Dataset items:
++++++
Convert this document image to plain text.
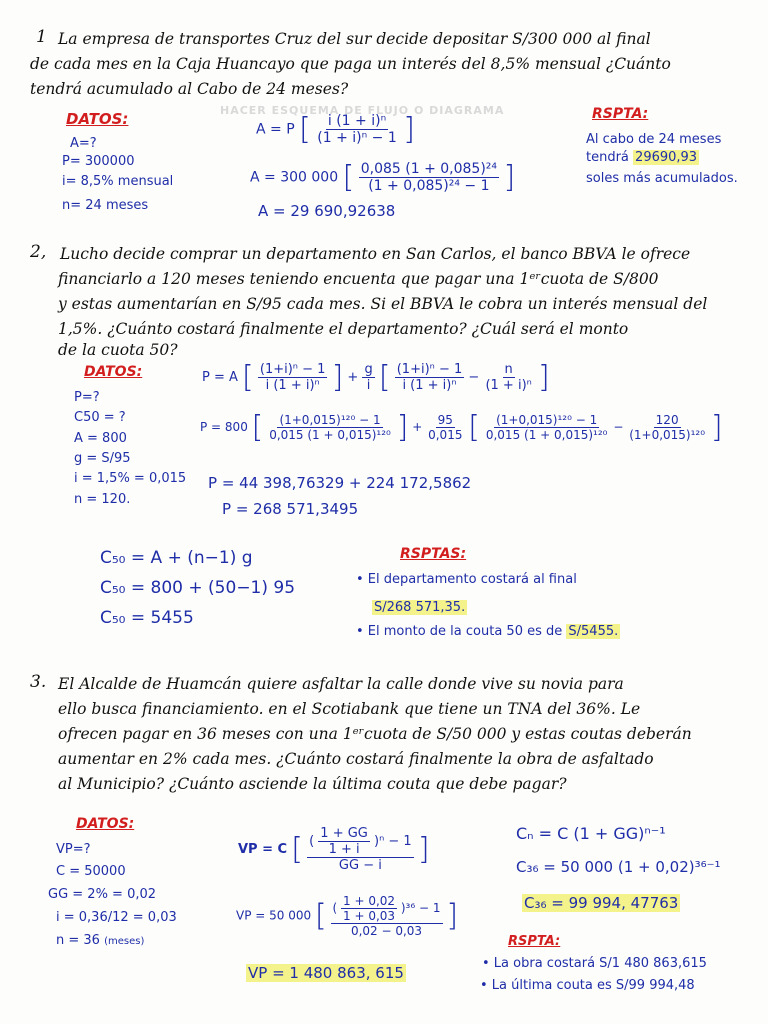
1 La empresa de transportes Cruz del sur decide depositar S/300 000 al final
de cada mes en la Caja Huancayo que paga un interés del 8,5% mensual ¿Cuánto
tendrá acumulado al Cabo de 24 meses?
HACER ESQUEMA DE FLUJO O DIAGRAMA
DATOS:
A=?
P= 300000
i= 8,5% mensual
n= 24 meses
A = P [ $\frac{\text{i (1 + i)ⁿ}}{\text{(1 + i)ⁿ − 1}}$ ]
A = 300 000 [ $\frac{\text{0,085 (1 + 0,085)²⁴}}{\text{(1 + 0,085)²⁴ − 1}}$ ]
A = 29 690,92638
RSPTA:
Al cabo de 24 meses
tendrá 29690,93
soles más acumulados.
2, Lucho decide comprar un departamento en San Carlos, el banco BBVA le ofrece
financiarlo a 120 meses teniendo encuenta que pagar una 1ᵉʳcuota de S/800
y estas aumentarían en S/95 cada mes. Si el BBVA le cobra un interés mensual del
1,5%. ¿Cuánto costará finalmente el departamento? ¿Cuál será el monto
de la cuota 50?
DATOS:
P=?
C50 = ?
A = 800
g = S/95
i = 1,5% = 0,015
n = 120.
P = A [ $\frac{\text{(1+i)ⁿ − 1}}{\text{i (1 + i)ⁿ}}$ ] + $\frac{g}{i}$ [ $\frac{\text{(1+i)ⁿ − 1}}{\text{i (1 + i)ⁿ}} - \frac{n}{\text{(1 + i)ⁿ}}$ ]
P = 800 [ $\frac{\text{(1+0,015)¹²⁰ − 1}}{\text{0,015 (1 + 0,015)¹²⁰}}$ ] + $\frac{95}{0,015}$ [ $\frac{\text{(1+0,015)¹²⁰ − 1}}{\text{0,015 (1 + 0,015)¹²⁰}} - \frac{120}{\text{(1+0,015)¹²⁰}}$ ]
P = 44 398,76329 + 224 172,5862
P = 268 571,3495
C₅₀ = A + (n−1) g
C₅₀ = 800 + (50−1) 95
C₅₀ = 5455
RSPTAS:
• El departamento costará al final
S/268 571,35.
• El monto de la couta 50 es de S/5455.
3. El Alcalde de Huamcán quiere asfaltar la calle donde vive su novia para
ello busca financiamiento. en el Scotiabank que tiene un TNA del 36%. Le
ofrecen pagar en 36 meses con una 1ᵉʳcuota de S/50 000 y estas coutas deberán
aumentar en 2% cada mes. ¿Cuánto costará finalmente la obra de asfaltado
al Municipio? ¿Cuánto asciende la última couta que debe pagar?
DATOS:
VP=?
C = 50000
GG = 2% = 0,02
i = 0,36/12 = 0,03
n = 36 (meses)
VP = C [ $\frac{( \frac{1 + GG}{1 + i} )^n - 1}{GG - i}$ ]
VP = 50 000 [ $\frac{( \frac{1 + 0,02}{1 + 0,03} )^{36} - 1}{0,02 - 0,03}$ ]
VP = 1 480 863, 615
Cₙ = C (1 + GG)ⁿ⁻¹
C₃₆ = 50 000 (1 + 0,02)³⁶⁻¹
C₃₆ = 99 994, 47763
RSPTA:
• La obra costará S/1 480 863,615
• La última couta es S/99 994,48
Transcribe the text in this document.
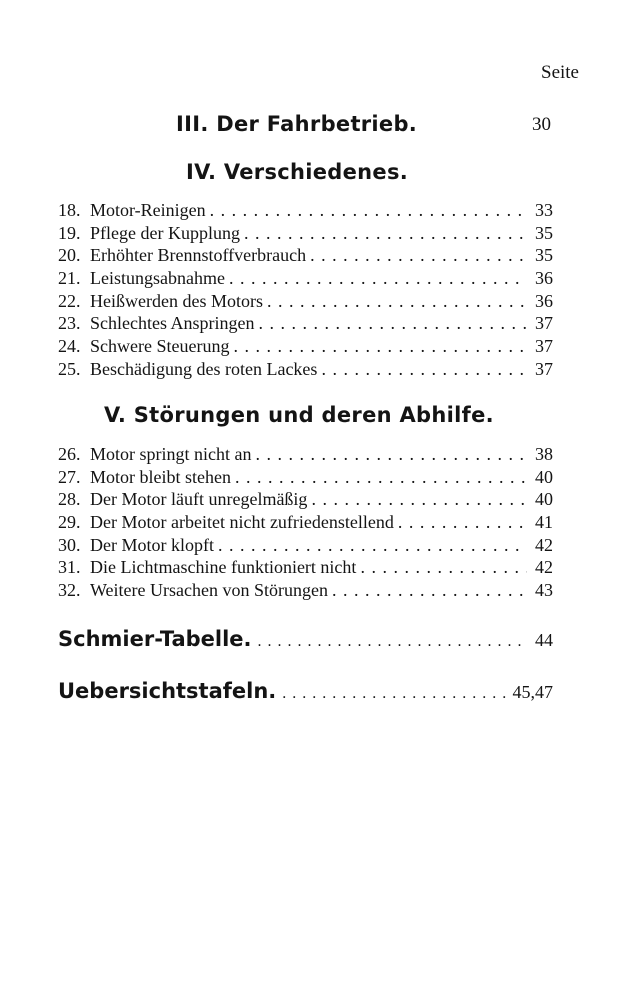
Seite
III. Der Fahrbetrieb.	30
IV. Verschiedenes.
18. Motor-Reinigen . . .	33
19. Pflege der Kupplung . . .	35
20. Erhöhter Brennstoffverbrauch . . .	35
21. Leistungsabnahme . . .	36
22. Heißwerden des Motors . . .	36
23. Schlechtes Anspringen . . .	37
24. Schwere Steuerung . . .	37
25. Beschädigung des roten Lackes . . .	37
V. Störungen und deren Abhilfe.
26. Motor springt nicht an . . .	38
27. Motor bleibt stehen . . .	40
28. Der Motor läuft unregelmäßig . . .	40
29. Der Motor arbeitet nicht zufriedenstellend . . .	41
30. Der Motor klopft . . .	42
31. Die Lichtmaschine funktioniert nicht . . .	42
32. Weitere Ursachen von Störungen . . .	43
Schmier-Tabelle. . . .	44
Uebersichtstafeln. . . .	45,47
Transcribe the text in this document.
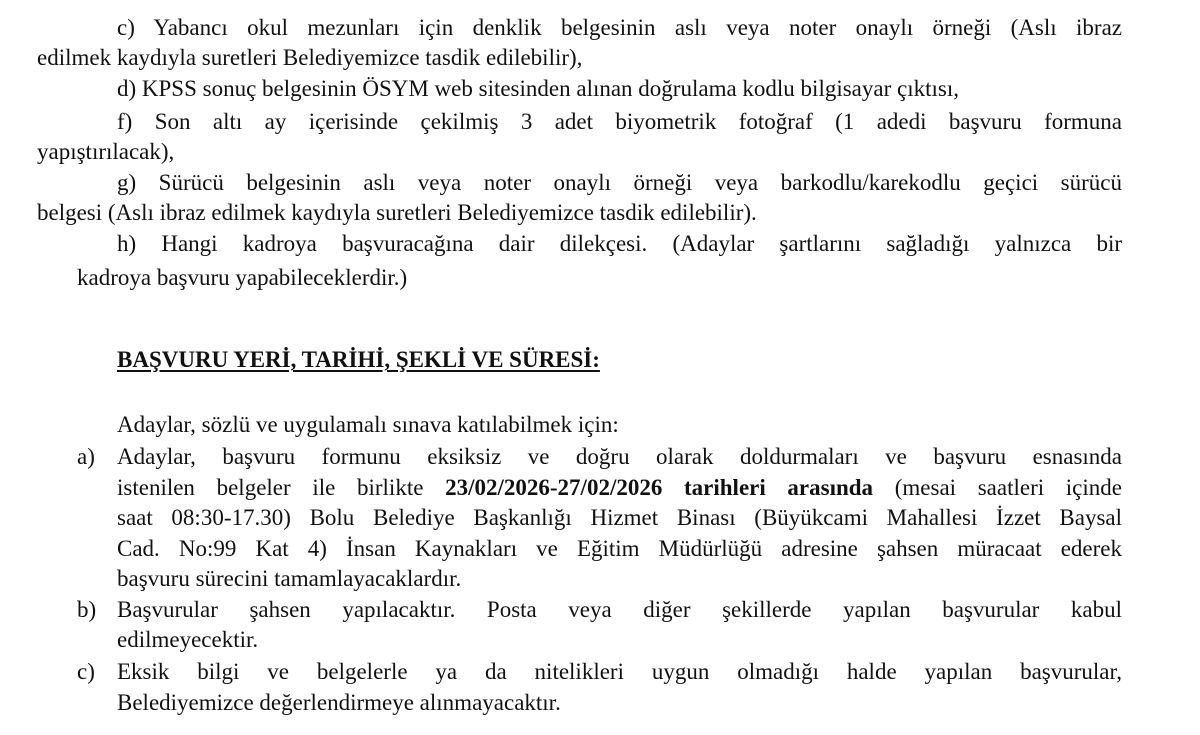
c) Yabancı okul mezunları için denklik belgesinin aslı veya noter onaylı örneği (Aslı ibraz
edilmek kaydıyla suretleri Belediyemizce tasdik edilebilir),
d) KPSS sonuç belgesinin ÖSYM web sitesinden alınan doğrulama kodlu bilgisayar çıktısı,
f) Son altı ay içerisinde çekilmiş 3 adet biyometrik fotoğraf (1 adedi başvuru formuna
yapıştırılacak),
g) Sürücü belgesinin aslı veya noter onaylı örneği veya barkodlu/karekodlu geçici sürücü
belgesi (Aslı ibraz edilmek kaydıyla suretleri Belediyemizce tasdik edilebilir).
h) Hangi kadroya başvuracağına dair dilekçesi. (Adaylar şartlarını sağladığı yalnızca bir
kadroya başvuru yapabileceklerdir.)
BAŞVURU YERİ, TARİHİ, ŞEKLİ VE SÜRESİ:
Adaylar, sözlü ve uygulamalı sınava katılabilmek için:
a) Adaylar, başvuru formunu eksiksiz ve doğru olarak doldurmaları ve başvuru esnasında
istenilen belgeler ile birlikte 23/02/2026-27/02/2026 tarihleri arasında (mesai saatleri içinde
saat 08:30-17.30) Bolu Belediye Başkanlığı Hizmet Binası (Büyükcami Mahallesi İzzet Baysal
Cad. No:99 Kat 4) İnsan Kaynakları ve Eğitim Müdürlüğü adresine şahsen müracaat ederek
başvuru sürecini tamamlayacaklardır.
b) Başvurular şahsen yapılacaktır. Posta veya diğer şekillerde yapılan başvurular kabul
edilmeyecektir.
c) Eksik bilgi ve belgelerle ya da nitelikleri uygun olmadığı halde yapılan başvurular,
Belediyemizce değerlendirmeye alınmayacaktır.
++++++
= AIM OF THE TASK =
Copy whichever lines in the listing above contain the word "departamento".

= CORRECT RESULT =
2, Lucho decide comprar un departamento en San Carlos, el banco BBVA le ofrece
1,5%. ¿Cuánto costará finalmente el departamento? ¿Cuál será el monto
• El departamento costará al final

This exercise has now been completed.